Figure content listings
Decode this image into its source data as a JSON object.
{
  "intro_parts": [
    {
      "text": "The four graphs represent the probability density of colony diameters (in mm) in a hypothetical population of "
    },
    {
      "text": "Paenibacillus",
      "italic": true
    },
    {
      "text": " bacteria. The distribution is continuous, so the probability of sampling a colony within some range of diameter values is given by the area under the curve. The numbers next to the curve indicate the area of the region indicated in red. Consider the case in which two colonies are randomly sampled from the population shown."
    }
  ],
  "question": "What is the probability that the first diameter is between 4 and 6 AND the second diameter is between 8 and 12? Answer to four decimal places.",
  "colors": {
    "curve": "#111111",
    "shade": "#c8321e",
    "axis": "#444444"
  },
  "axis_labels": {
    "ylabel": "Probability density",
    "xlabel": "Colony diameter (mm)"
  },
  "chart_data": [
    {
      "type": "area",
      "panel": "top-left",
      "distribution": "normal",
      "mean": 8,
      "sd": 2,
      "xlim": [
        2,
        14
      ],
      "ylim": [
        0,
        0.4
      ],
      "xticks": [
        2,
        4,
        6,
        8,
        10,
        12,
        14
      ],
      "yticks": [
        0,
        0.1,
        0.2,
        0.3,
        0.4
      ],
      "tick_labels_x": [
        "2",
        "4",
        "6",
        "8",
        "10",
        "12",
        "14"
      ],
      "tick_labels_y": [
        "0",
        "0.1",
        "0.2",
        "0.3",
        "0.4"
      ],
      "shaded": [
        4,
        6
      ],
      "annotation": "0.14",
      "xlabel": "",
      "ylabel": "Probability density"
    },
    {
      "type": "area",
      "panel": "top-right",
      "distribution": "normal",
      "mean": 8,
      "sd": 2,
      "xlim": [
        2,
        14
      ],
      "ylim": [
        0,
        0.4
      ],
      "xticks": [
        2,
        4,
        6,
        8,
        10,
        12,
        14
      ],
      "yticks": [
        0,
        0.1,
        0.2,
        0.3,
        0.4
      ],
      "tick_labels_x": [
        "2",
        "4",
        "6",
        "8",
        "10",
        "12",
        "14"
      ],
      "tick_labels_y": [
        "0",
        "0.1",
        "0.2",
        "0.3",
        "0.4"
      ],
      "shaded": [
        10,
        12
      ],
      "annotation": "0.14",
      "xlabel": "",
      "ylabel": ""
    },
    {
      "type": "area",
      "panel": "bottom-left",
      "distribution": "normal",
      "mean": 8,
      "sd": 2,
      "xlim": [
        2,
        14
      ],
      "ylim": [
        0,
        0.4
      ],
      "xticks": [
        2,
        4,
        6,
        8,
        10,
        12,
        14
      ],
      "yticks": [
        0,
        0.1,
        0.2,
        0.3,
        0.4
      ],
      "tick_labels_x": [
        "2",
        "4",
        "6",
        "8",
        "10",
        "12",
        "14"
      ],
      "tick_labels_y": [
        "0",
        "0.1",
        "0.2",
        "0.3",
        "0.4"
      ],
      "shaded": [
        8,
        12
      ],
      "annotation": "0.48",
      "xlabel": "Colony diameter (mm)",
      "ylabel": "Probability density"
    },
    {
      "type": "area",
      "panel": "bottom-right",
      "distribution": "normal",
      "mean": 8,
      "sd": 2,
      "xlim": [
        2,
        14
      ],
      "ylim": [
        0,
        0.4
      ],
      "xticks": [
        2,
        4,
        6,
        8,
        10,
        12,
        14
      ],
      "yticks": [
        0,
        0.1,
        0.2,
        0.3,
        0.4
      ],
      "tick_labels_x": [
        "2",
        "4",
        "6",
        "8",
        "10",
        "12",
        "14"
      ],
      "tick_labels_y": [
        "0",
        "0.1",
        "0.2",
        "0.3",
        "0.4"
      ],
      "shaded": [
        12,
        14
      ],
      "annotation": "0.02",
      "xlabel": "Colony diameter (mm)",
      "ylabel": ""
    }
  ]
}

Goal of the exercise
All the entries are to be reproduced verbatim.

Result for this task
Decode this image into its source data as a JSON object.
{
  "intro_parts": [
    {
      "text": "The four graphs represent the probability density of colony diameters (in mm) in a hypothetical population of "
    },
    {
      "text": "Paenibacillus",
      "italic": true
    },
    {
      "text": " bacteria. The distribution is continuous, so the probability of sampling a colony within some range of diameter values is given by the area under the curve. The numbers next to the curve indicate the area of the region indicated in red. Consider the case in which two colonies are randomly sampled from the population shown."
    }
  ],
  "question": "What is the probability that the first diameter is between 4 and 6 AND the second diameter is between 8 and 12? Answer to four decimal places.",
  "colors": {
    "curve": "#111111",
    "shade": "#c8321e",
    "axis": "#444444"
  },
  "axis_labels": {
    "ylabel": "Probability density",
    "xlabel": "Colony diameter (mm)"
  },
  "chart_data": [
    {
      "type": "area",
      "panel": "top-left",
      "distribution": "normal",
      "mean": 8,
      "sd": 2,
      "xlim": [
        2,
        14
      ],
      "ylim": [
        0,
        0.4
      ],
      "xticks": [
        2,
        4,
        6,
        8,
        10,
        12,
        14
      ],
      "yticks": [
        0,
        0.1,
        0.2,
        0.3,
        0.4
      ],
      "tick_labels_x": [
        "2",
        "4",
        "6",
        "8",
        "10",
        "12",
        "14"
      ],
      "tick_labels_y": [
        "0",
        "0.1",
        "0.2",
        "0.3",
        "0.4"
      ],
      "shaded": [
        4,
        6
      ],
      "annotation": "0.14",
      "xlabel": "",
      "ylabel": "Probability density"
    },
    {
      "type": "area",
      "panel": "top-right",
      "distribution": "normal",
      "mean": 8,
      "sd": 2,
      "xlim": [
        2,
        14
      ],
      "ylim": [
        0,
        0.4
      ],
      "xticks": [
        2,
        4,
        6,
        8,
        10,
        12,
        14
      ],
      "yticks": [
        0,
        0.1,
        0.2,
        0.3,
        0.4
      ],
      "tick_labels_x": [
        "2",
        "4",
        "6",
        "8",
        "10",
        "12",
        "14"
      ],
      "tick_labels_y": [
        "0",
        "0.1",
        "0.2",
        "0.3",
        "0.4"
      ],
      "shaded": [
        10,
        12
      ],
      "annotation": "0.14",
      "xlabel": "",
      "ylabel": ""
    },
    {
      "type": "area",
      "panel": "bottom-left",
      "distribution": "normal",
      "mean": 8,
      "sd": 2,
      "xlim": [
        2,
        14
      ],
      "ylim": [
        0,
        0.4
      ],
      "xticks": [
        2,
        4,
        6,
        8,
        10,
        12,
        14
      ],
      "yticks": [
        0,
        0.1,
        0.2,
        0.3,
        0.4
      ],
      "tick_labels_x": [
        "2",
        "4",
        "6",
        "8",
        "10",
        "12",
        "14"
      ],
      "tick_labels_y": [
        "0",
        "0.1",
        "0.2",
        "0.3",
        "0.4"
      ],
      "shaded": [
        8,
        12
      ],
      "annotation": "0.48",
      "xlabel": "Colony diameter (mm)",
      "ylabel": "Probability density"
    },
    {
      "type": "area",
      "panel": "bottom-right",
      "distribution": "normal",
      "mean": 8,
      "sd": 2,
      "xlim": [
        2,
        14
      ],
      "ylim": [
        0,
        0.4
      ],
      "xticks": [
        2,
        4,
        6,
        8,
        10,
        12,
        14
      ],
      "yticks": [
        0,
        0.1,
        0.2,
        0.3,
        0.4
      ],
      "tick_labels_x": [
        "2",
        "4",
        "6",
        "8",
        "10",
        "12",
        "14"
      ],
      "tick_labels_y": [
        "0",
        "0.1",
        "0.2",
        "0.3",
        "0.4"
      ],
      "shaded": [
        12,
        14
      ],
      "annotation": "0.02",
      "xlabel": "Colony diameter (mm)",
      "ylabel": ""
    }
  ]
}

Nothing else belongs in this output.